Work order> Can you carry the first-person account of drug addiction below forward, picking up after its final sentence?

Source passage>
The change is so different

I was in high school. I went to a private school my whole life. Very guarded and always kind of in a bubble. I found the wrong crowd and I needed to impress them, you know, peer pressure was my biggest thing. And the first thing, of course is smoking marijuana. “Oh, that’s not bad.” But it quickly escalated. Like, when I mean quickly, probably within a few months it went to cocaine and then it went straight to pills.

I lived in Orlando, Florida, which we called the pill capital because it’s so easy for us to get pills from there, from any doctor. They’re all over the place. Every corner there was a 30-minute clinic. So we would just hop in there, get a script [prescription], hop to the next one. You didn’t even need insurance. Nothing.

Go from a doctor to another doctor to another doctor and have all these pills and just come home and have a party. It just basically went from, you know, roxies to oxies. And then we slid into some Xanax and Valium and all those. And it was just a real bad mix. I would just black out and not remember anything.

A boyfriend of mine had passed away due to overdosing. That made me realize I needed to get my stuff together because I really should have been in a coffin next to that person.

My mom didn’t let it get that far. She sent me to Narconon Nevada when I was eighteen.

[Document structure recognition data]
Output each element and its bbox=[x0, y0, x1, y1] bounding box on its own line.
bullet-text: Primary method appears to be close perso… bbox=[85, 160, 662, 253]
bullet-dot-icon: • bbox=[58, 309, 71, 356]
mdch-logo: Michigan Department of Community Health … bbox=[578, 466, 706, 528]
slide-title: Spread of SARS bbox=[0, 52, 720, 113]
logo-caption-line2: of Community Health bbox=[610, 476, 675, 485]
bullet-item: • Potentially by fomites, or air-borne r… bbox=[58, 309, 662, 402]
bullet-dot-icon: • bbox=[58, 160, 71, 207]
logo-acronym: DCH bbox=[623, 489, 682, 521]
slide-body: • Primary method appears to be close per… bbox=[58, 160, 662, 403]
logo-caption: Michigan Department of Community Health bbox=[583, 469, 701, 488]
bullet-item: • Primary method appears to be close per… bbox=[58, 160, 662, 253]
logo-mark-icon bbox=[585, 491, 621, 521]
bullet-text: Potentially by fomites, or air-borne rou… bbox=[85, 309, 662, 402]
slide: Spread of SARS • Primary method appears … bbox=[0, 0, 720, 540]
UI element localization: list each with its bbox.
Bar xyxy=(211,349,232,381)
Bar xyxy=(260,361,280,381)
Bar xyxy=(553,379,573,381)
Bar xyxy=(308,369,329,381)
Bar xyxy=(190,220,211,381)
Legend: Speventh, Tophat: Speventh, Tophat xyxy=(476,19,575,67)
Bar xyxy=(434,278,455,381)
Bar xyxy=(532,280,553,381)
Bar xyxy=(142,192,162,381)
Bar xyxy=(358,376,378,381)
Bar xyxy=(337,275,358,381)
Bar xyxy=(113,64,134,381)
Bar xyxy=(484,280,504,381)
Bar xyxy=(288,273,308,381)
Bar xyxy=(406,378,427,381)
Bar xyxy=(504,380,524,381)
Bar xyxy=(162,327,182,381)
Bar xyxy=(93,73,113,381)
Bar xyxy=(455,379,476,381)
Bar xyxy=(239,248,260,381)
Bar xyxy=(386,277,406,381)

Answer space>
I went through withdrawal. The person that worked with me was really down to earth and she just would sit there and just listen to me. And that was the nicest thing, because I was so used to people just cutting me off, ignoring me or anything like that.

Sauna [New Life Detox] kind of brought it all together. I’m feeling better. I’m sleeping good. You know, I feel—I don’t have any more cravings, or anything. After sauna I didn’t think I could feel better because it was so great. I felt like an all-star, but it just kept getting better.

When I finished it, it was a huge smile on my face, walking around so proud. You know, I felt really good, inside and out. The change is so different. You know, there’s no tenseness between me and my mom anymore. She’s happy to have me back, the actual me.

Narconon has given me an opportunity to help in community service, to help other people, to be happy with myself, to have a husband, to have a future family. You know, it’s given me so many things I, I can’t even put it in words. One sentence is—I can’t do it in one sentence. I can’t do it.